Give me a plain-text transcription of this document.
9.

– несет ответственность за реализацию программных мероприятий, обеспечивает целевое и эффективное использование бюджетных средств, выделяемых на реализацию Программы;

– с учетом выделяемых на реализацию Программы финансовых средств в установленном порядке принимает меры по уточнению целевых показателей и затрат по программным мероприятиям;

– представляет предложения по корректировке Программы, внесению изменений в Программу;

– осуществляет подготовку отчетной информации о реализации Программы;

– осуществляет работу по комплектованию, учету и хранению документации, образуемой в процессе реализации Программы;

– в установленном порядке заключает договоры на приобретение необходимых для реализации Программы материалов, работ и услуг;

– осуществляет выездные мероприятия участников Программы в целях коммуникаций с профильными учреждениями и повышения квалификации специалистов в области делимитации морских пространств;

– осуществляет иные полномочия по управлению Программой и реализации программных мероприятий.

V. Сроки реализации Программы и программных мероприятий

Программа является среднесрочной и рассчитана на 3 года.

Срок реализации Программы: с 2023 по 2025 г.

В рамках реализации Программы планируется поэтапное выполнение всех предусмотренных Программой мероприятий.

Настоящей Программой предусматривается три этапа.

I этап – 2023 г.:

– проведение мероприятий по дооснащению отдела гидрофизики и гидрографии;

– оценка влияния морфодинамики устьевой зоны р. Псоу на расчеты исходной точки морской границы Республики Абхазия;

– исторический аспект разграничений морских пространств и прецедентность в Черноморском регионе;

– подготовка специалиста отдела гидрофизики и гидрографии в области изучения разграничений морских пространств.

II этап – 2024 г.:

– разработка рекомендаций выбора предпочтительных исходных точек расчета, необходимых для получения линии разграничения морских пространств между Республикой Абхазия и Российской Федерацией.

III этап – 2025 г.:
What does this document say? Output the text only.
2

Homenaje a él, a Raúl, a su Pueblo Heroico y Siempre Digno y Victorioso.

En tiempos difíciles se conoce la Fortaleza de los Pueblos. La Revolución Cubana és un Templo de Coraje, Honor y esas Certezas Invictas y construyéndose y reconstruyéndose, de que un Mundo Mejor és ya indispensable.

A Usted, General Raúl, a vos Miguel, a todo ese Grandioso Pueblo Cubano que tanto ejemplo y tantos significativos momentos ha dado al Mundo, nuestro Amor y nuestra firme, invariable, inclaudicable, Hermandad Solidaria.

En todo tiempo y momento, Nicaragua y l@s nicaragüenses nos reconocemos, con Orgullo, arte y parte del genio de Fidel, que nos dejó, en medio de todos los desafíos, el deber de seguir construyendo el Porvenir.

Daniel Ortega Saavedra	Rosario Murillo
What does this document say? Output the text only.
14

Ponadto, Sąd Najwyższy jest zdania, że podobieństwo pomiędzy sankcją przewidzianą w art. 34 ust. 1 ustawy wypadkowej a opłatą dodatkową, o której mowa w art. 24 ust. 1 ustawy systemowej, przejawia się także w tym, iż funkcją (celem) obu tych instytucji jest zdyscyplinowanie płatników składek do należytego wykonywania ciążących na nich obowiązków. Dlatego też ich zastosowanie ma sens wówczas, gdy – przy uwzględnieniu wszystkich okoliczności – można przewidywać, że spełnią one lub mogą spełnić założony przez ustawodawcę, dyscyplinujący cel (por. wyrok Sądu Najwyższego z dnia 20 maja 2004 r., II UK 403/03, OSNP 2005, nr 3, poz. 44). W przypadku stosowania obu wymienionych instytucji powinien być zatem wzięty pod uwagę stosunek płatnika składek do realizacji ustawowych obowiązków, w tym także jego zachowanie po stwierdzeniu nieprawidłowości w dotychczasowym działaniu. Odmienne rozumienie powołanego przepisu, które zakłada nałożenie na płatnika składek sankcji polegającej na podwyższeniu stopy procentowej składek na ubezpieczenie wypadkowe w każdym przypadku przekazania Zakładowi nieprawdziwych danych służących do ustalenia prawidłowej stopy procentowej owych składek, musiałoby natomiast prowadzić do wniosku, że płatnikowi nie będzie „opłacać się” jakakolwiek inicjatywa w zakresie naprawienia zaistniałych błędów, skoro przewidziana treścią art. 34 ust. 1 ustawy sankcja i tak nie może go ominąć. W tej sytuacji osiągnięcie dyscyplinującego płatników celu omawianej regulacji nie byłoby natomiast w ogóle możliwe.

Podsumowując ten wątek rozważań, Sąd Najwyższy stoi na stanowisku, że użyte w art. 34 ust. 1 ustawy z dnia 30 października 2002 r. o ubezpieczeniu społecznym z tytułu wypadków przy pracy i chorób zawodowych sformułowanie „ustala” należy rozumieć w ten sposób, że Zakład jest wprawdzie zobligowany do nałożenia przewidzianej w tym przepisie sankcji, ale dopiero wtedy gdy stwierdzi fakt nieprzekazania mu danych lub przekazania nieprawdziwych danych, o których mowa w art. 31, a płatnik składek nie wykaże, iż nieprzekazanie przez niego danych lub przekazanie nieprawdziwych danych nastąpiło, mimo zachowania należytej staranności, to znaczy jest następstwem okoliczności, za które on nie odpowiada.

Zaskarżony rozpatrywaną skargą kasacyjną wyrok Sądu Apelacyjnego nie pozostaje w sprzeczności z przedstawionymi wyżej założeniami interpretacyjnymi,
···
What is required: Find each line in the records holding the string "морских" and show it.

Exercise result:
– осуществляет выездные мероприятия участников Программы в целях коммуникаций с профильными учреждениями и повышения квалификации специалистов в области делимитации морских пространств;
– исторический аспект разграничений морских пространств и прецедентность в Черноморском регионе;
– подготовка специалиста отдела гидрофизики и гидрографии в области изучения разграничений морских пространств.
– разработка рекомендаций выбора предпочтительных исходных точек расчета, необходимых для получения линии разграничения морских пространств между Республикой Абхазия и Российской Федерацией.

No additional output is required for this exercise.